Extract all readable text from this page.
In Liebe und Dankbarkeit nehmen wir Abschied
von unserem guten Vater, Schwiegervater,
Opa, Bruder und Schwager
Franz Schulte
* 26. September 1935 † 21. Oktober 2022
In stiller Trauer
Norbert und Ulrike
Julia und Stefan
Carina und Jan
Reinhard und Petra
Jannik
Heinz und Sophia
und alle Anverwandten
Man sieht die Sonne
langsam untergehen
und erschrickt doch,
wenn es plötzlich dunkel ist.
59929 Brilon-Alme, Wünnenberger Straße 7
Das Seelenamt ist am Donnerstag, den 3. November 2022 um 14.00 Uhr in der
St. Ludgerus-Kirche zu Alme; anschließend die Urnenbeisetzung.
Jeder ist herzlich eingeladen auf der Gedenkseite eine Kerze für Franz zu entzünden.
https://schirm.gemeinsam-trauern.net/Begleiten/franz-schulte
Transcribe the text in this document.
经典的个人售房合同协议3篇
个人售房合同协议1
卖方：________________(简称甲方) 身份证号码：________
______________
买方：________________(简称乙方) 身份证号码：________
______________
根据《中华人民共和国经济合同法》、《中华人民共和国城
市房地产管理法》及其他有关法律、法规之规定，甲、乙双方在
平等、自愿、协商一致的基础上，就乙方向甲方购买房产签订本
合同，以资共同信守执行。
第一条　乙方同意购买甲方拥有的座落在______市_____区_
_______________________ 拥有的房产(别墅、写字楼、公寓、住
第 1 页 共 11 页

- Instruction: Copy every line above in which the string "text" shows up.

- The response:
Extract all readable text from this page.
Transcribe the text in this document.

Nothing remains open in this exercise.